Transcribe the records below exactly.

***

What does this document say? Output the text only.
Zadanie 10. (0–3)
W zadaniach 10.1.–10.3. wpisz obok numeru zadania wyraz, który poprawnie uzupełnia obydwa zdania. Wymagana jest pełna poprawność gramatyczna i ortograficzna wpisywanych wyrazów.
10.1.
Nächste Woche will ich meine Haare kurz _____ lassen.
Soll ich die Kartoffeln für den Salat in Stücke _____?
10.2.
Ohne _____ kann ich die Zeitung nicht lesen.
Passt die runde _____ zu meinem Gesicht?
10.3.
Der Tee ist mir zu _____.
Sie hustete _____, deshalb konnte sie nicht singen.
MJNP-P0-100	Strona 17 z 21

***

- TASK RESULT -
What does this document say? Output the text only.
Zadanie 10. (0–3)
W zadaniach 10.1.–10.3. wpisz obok numeru zadania wyraz, który poprawnie uzupełnia obydwa zdania. Wymagana jest pełna poprawność gramatyczna i ortograficzna wpisywanych wyrazów.
10.1.
Nächste Woche will ich meine Haare kurz _____ lassen.
Soll ich die Kartoffeln für den Salat in Stücke _____?
10.2.
Ohne _____ kann ich die Zeitung nicht lesen.
Passt die runde _____ zu meinem Gesicht?
10.3.
Der Tee ist mir zu _____.
Sie hustete _____, deshalb konnte sie nicht singen.
MJNP-P0-100	Strona 17 z 21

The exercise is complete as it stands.